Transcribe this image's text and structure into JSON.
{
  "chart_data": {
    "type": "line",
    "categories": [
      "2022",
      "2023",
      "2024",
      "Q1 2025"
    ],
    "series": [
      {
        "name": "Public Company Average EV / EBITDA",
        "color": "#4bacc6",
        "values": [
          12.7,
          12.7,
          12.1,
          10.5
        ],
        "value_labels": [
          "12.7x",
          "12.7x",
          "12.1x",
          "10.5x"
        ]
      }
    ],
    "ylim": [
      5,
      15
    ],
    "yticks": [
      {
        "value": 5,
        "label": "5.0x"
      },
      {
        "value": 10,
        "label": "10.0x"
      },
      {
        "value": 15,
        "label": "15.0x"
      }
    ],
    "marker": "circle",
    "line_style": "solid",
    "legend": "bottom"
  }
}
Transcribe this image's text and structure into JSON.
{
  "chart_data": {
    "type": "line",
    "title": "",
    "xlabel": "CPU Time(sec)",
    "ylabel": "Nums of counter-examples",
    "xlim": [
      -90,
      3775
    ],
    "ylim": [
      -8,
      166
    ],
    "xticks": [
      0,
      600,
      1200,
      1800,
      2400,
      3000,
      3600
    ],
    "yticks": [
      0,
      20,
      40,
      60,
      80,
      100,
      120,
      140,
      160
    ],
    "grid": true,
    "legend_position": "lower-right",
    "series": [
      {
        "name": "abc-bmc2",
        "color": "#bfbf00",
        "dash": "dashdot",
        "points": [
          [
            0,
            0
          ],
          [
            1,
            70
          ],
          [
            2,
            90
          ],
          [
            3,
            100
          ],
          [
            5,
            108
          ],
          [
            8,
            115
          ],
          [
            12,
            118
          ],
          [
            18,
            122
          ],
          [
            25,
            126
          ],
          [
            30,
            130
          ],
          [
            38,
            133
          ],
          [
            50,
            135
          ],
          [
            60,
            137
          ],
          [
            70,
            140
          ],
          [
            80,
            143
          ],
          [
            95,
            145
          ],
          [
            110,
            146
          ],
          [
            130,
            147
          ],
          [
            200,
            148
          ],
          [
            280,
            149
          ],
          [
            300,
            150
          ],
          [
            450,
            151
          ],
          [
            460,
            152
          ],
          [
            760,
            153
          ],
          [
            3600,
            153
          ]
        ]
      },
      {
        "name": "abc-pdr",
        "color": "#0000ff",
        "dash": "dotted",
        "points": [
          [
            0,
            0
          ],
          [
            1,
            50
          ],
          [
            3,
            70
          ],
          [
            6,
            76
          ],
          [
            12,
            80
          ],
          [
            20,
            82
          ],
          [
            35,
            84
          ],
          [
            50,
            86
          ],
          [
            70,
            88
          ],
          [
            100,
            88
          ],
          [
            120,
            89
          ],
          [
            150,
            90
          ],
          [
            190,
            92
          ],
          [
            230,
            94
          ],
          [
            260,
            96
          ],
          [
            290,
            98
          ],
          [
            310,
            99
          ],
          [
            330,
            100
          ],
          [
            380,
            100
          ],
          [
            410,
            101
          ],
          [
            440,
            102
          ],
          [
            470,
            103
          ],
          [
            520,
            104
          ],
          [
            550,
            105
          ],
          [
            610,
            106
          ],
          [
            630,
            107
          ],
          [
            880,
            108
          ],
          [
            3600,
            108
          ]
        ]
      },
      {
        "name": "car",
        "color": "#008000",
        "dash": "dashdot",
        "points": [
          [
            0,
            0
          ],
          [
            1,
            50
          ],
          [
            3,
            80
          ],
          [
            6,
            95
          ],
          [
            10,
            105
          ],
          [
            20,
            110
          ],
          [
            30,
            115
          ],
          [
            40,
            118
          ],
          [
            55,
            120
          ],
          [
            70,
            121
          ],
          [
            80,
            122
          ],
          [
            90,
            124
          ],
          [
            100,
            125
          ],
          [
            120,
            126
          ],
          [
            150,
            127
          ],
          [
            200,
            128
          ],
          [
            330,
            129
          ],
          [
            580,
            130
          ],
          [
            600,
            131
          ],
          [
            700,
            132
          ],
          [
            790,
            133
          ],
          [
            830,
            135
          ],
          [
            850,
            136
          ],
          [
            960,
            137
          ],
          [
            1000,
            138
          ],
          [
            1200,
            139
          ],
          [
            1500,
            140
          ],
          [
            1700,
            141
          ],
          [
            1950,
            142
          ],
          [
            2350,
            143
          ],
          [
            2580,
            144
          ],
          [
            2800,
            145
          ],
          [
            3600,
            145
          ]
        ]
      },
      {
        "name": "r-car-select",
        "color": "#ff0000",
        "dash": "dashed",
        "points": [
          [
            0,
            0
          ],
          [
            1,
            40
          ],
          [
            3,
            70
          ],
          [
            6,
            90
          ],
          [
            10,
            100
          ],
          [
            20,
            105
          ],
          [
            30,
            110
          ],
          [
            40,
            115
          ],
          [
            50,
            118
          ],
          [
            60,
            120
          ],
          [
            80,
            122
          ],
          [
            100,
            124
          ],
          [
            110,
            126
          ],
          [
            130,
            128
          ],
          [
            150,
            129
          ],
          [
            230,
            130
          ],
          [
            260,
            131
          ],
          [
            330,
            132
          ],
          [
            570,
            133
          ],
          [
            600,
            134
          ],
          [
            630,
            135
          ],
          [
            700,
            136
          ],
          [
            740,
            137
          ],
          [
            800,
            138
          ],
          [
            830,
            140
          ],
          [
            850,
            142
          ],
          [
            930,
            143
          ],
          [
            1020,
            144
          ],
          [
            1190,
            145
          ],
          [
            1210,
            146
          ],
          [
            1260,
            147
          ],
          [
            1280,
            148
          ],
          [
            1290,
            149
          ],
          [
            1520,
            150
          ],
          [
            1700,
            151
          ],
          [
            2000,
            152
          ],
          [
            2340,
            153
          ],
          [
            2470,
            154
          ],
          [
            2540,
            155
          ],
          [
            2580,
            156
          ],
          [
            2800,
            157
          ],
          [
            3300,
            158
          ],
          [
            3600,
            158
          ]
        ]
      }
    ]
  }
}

__Work required__
Show the data once more, exactly as it was written.

__Correct result__
Transcribe this image's text and structure into JSON.
{
  "chart_data": {
    "type": "line",
    "categories": [
      "2022",
      "2023",
      "2024",
      "Q1 2025"
    ],
    "series": [
      {
        "name": "Public Company Average EV / EBITDA",
        "color": "#4bacc6",
        "values": [
          12.7,
          12.7,
          12.1,
          10.5
        ],
        "value_labels": [
          "12.7x",
          "12.7x",
          "12.1x",
          "10.5x"
        ]
      }
    ],
    "ylim": [
      5,
      15
    ],
    "yticks": [
      {
        "value": 5,
        "label": "5.0x"
      },
      {
        "value": 10,
        "label": "10.0x"
      },
      {
        "value": 15,
        "label": "15.0x"
      }
    ],
    "marker": "circle",
    "line_style": "solid",
    "legend": "bottom"
  }
}
Transcribe this image's text and structure into JSON.
{
  "chart_data": {
    "type": "line",
    "title": "",
    "xlabel": "CPU Time(sec)",
    "ylabel": "Nums of counter-examples",
    "xlim": [
      -90,
      3775
    ],
    "ylim": [
      -8,
      166
    ],
    "xticks": [
      0,
      600,
      1200,
      1800,
      2400,
      3000,
      3600
    ],
    "yticks": [
      0,
      20,
      40,
      60,
      80,
      100,
      120,
      140,
      160
    ],
    "grid": true,
    "legend_position": "lower-right",
    "series": [
      {
        "name": "abc-bmc2",
        "color": "#bfbf00",
        "dash": "dashdot",
        "points": [
          [
            0,
            0
          ],
          [
            1,
            70
          ],
          [
            2,
            90
          ],
          [
            3,
            100
          ],
          [
            5,
            108
          ],
          [
            8,
            115
          ],
          [
            12,
            118
          ],
          [
            18,
            122
          ],
          [
            25,
            126
          ],
          [
            30,
            130
          ],
          [
            38,
            133
          ],
          [
            50,
            135
          ],
          [
            60,
            137
          ],
          [
            70,
            140
          ],
          [
            80,
            143
          ],
          [
            95,
            145
          ],
          [
            110,
            146
          ],
          [
            130,
            147
          ],
          [
            200,
            148
          ],
          [
            280,
            149
          ],
          [
            300,
            150
          ],
          [
            450,
            151
          ],
          [
            460,
            152
          ],
          [
            760,
            153
          ],
          [
            3600,
            153
          ]
        ]
      },
      {
        "name": "abc-pdr",
        "color": "#0000ff",
        "dash": "dotted",
        "points": [
          [
            0,
            0
          ],
          [
            1,
            50
          ],
          [
            3,
            70
          ],
          [
            6,
            76
          ],
          [
            12,
            80
          ],
          [
            20,
            82
          ],
          [
            35,
            84
          ],
          [
            50,
            86
          ],
          [
            70,
            88
          ],
          [
            100,
            88
          ],
          [
            120,
            89
          ],
          [
            150,
            90
          ],
          [
            190,
            92
          ],
          [
            230,
            94
          ],
          [
            260,
            96
          ],
          [
            290,
            98
          ],
          [
            310,
            99
          ],
          [
            330,
            100
          ],
          [
            380,
            100
          ],
          [
            410,
            101
          ],
          [
            440,
            102
          ],
          [
            470,
            103
          ],
          [
            520,
            104
          ],
          [
            550,
            105
          ],
          [
            610,
            106
          ],
          [
            630,
            107
          ],
          [
            880,
            108
          ],
          [
            3600,
            108
          ]
        ]
      },
      {
        "name": "car",
        "color": "#008000",
        "dash": "dashdot",
        "points": [
          [
            0,
            0
          ],
          [
            1,
            50
          ],
          [
            3,
            80
          ],
          [
            6,
            95
          ],
          [
            10,
            105
          ],
          [
            20,
            110
          ],
          [
            30,
            115
          ],
          [
            40,
            118
          ],
          [
            55,
            120
          ],
          [
            70,
            121
          ],
          [
            80,
            122
          ],
          [
            90,
            124
          ],
          [
            100,
            125
          ],
          [
            120,
            126
          ],
          [
            150,
            127
          ],
          [
            200,
            128
          ],
          [
            330,
            129
          ],
          [
            580,
            130
          ],
          [
            600,
            131
          ],
          [
            700,
            132
          ],
          [
            790,
            133
          ],
          [
            830,
            135
          ],
          [
            850,
            136
          ],
          [
            960,
            137
          ],
          [
            1000,
            138
          ],
          [
            1200,
            139
          ],
          [
            1500,
            140
          ],
          [
            1700,
            141
          ],
          [
            1950,
            142
          ],
          [
            2350,
            143
          ],
          [
            2580,
            144
          ],
          [
            2800,
            145
          ],
          [
            3600,
            145
          ]
        ]
      },
      {
        "name": "r-car-select",
        "color": "#ff0000",
        "dash": "dashed",
        "points": [
          [
            0,
            0
          ],
          [
            1,
            40
          ],
          [
            3,
            70
          ],
          [
            6,
            90
          ],
          [
            10,
            100
          ],
          [
            20,
            105
          ],
          [
            30,
            110
          ],
          [
            40,
            115
          ],
          [
            50,
            118
          ],
          [
            60,
            120
          ],
          [
            80,
            122
          ],
          [
            100,
            124
          ],
          [
            110,
            126
          ],
          [
            130,
            128
          ],
          [
            150,
            129
          ],
          [
            230,
            130
          ],
          [
            260,
            131
          ],
          [
            330,
            132
          ],
          [
            570,
            133
          ],
          [
            600,
            134
          ],
          [
            630,
            135
          ],
          [
            700,
            136
          ],
          [
            740,
            137
          ],
          [
            800,
            138
          ],
          [
            830,
            140
          ],
          [
            850,
            142
          ],
          [
            930,
            143
          ],
          [
            1020,
            144
          ],
          [
            1190,
            145
          ],
          [
            1210,
            146
          ],
          [
            1260,
            147
          ],
          [
            1280,
            148
          ],
          [
            1290,
            149
          ],
          [
            1520,
            150
          ],
          [
            1700,
            151
          ],
          [
            2000,
            152
          ],
          [
            2340,
            153
          ],
          [
            2470,
            154
          ],
          [
            2540,
            155
          ],
          [
            2580,
            156
          ],
          [
            2800,
            157
          ],
          [
            3300,
            158
          ],
          [
            3600,
            158
          ]
        ]
      }
    ]
  }
}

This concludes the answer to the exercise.